- Data for the task:
▼
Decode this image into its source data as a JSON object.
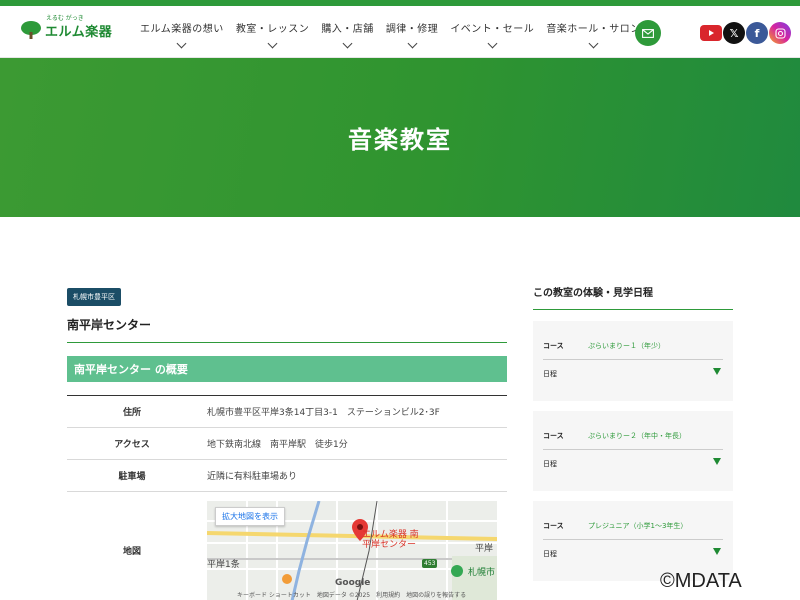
{
  "header": {
    "logo_text": "エルム楽器",
    "logo_sub": "えるむ がっき",
    "nav": [
      {
        "label": "エルム楽器の想い"
      },
      {
        "label": "教室・レッスン"
      },
      {
        "label": "購入・店舗"
      },
      {
        "label": "調律・修理"
      },
      {
        "label": "イベント・セール"
      },
      {
        "label": "音楽ホール・サロン"
      }
    ],
    "social": {
      "x": "𝕏",
      "facebook": "f"
    }
  },
  "hero": {
    "title": "音楽教室"
  },
  "main": {
    "badge": "札幌市豊平区",
    "center_title": "南平岸センター",
    "section_title": "南平岸センター の概要",
    "table": [
      {
        "label": "住所",
        "value": "札幌市豊平区平岸3条14丁目3-1　ステーションビル2･3F"
      },
      {
        "label": "アクセス",
        "value": "地下鉄南北線　南平岸駅　徒歩1分"
      },
      {
        "label": "駐車場",
        "value": "近隣に有料駐車場あり"
      },
      {
        "label": "地図"
      }
    ],
    "map": {
      "expand_label": "拡大地図を表示",
      "pin_label": "エルム楽器 南平岸センター",
      "label_left": "平岸1条",
      "label_right": "平岸",
      "label_poi": "札幌市",
      "route": "453",
      "google": "Google",
      "footer": "キーボード ショートカット　地図データ ©2025　利用規約　地図の誤りを報告する"
    }
  },
  "side": {
    "title": "この教室の体験・見学日程",
    "course_label": "コース",
    "date_label": "日程",
    "cards": [
      {
        "course": "ぷらいまりー１（年少）"
      },
      {
        "course": "ぷらいまりー２（年中・年長）"
      },
      {
        "course": "プレジュニア（小学1〜3年生）"
      }
    ]
  },
  "watermark": "©MDATA",
  "colors": {
    "brand_green": "#2e9a3a",
    "section_green": "#5fc08f",
    "badge_navy": "#1b4d66"
  }
}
▲
- Problem to solve: What is the number of lines in the data holding the word "value"? Reply with that number only.

- Complete output: 3